[Saved entries]
_____

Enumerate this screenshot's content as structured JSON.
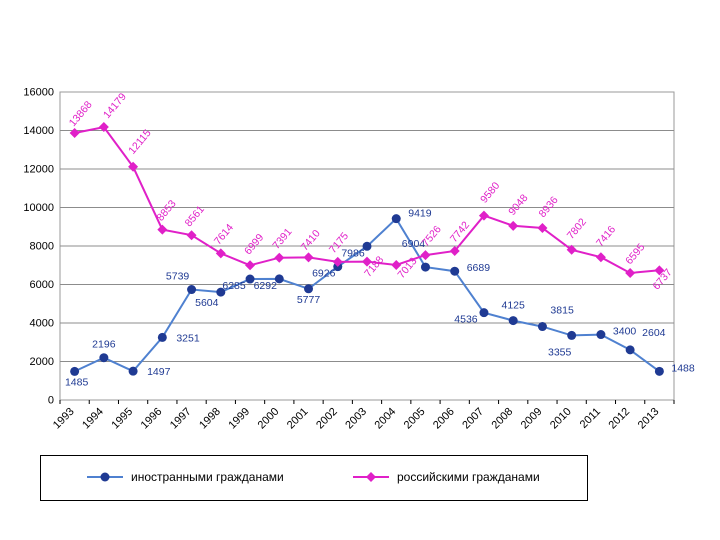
{
  "chart_data": {
    "type": "line",
    "categories": [
      "1993",
      "1994",
      "1995",
      "1996",
      "1997",
      "1998",
      "1999",
      "2000",
      "2001",
      "2002",
      "2003",
      "2004",
      "2005",
      "2006",
      "2007",
      "2008",
      "2009",
      "2010",
      "2011",
      "2012",
      "2013"
    ],
    "series": [
      {
        "name": "иностранными гражданами",
        "color": "#1f3a93",
        "line_color": "#4f81d0",
        "marker": "circle",
        "values": [
          1485,
          2196,
          1497,
          3251,
          5739,
          5604,
          6285,
          6292,
          5777,
          6926,
          7986,
          9419,
          6904,
          6689,
          4536,
          4125,
          3815,
          3355,
          3400,
          2604,
          1488
        ],
        "labels": [
          "1485",
          "2196",
          "1497",
          "3251",
          "5739",
          "5604",
          "6285",
          "6292",
          "5777",
          "6926",
          "7986",
          "9419",
          "6904",
          "6689",
          "4536",
          "4125",
          "3815",
          "3355",
          "3400",
          "2604",
          "1488"
        ]
      },
      {
        "name": "российскими гражданами",
        "color": "#e020c8",
        "line_color": "#e020c8",
        "marker": "diamond",
        "values": [
          13868,
          14179,
          12115,
          8853,
          8561,
          7614,
          6999,
          7391,
          7410,
          7175,
          7188,
          7013,
          7526,
          7742,
          9580,
          9048,
          8936,
          7802,
          7416,
          6595,
          6737
        ],
        "labels": [
          "13868",
          "14179",
          "12115",
          "8853",
          "8561",
          "7614",
          "6999",
          "7391",
          "7410",
          "7175",
          "7188",
          "7013",
          "7526",
          "7742",
          "9580",
          "9048",
          "8936",
          "7802",
          "7416",
          "6595",
          "6737"
        ]
      }
    ],
    "ylim": [
      0,
      16000
    ],
    "yticks": [
      "0",
      "2000",
      "4000",
      "6000",
      "8000",
      "10000",
      "12000",
      "14000",
      "16000"
    ],
    "grid": true,
    "legend_position": "bottom"
  }
}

_____

§ **Directions**: What is the number of lines above that hold the string "гражданами"? Answer with that number alone.

§ **Output below**: 2